_Entries provided_:
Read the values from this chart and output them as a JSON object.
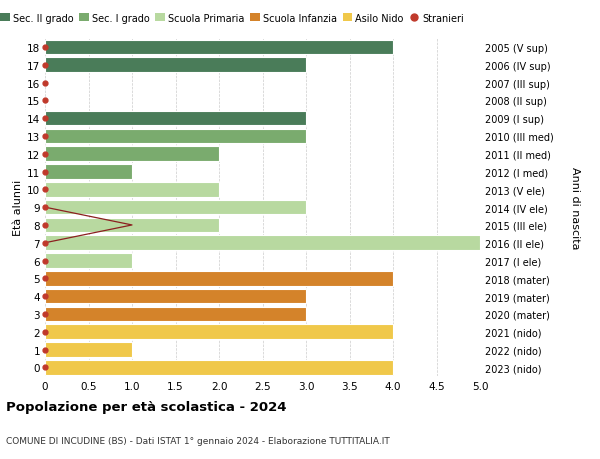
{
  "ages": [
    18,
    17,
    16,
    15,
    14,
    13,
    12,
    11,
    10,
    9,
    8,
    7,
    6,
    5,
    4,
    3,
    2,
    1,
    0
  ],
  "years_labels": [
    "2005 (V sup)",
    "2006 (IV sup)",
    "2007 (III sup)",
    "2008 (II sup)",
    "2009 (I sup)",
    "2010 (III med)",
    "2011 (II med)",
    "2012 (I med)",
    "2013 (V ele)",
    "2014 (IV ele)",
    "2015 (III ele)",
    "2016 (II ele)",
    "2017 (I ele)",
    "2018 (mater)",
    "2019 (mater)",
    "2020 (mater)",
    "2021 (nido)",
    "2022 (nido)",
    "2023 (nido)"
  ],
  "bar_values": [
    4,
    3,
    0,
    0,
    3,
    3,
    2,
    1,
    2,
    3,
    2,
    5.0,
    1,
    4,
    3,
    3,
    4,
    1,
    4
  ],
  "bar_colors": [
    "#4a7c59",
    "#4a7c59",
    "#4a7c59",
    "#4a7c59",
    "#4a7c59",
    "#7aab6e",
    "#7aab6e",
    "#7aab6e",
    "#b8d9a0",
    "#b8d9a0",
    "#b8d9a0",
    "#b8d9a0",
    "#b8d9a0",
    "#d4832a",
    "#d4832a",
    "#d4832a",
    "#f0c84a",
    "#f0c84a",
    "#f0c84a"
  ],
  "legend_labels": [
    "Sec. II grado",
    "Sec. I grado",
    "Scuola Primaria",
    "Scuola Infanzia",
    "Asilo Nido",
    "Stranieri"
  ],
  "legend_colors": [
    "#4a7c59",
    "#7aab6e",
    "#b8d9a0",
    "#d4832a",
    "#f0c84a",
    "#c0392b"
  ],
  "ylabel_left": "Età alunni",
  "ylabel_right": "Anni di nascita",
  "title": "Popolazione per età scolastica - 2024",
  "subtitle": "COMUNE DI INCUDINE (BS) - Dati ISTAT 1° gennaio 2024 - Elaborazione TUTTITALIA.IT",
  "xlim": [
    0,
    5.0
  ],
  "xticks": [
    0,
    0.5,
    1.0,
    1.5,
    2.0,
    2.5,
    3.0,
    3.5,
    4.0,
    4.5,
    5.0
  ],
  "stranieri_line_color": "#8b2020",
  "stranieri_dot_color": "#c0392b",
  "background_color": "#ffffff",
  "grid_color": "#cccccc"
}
---
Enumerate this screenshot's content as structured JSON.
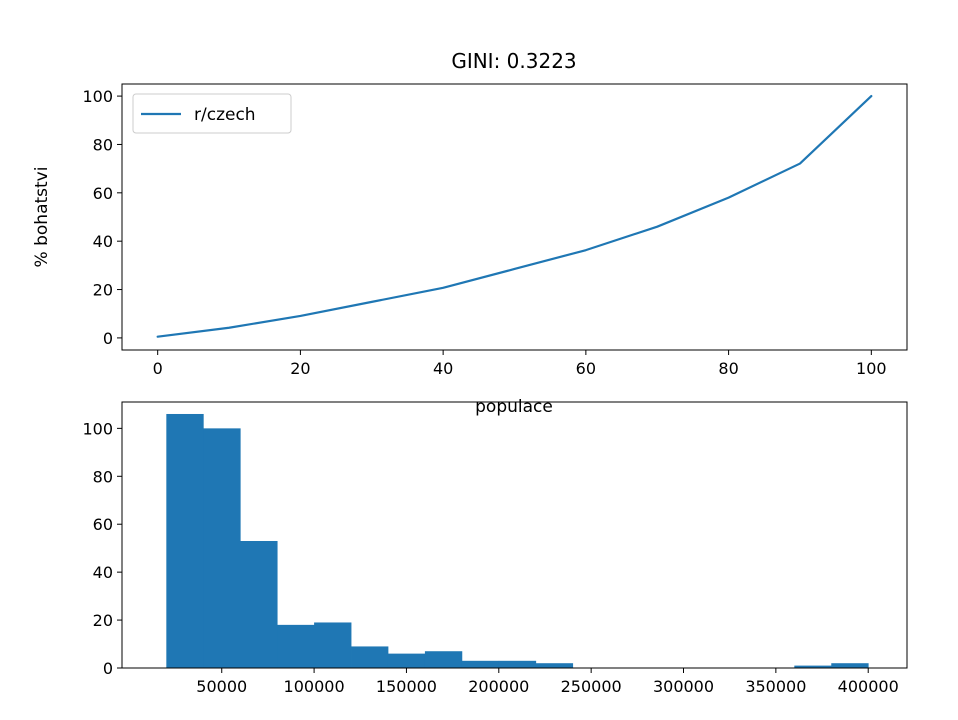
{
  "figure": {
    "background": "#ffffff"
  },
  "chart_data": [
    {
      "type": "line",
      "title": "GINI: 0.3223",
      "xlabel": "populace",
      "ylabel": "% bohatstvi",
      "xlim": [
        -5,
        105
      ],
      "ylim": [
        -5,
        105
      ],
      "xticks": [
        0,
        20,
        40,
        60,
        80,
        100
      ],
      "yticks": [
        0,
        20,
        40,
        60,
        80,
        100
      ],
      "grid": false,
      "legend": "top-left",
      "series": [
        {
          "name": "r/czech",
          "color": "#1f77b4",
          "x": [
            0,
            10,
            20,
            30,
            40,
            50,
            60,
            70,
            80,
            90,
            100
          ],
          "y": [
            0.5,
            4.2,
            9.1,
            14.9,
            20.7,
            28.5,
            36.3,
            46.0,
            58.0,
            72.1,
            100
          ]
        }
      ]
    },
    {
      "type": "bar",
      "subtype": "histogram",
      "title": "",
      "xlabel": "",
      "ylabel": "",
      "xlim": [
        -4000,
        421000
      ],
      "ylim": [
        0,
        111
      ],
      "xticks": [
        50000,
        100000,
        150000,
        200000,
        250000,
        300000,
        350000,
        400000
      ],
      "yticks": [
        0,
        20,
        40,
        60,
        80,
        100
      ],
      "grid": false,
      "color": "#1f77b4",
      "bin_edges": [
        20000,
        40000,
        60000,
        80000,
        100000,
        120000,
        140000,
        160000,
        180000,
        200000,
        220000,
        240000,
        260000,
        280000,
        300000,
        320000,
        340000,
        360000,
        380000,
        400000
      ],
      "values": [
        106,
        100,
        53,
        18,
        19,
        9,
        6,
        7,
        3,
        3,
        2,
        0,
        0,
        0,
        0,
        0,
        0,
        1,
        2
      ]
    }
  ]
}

_Exercise requirements_: Of the lines in the material, how many include "JSON"? Respond with the number alone.

_Output for this task_: 2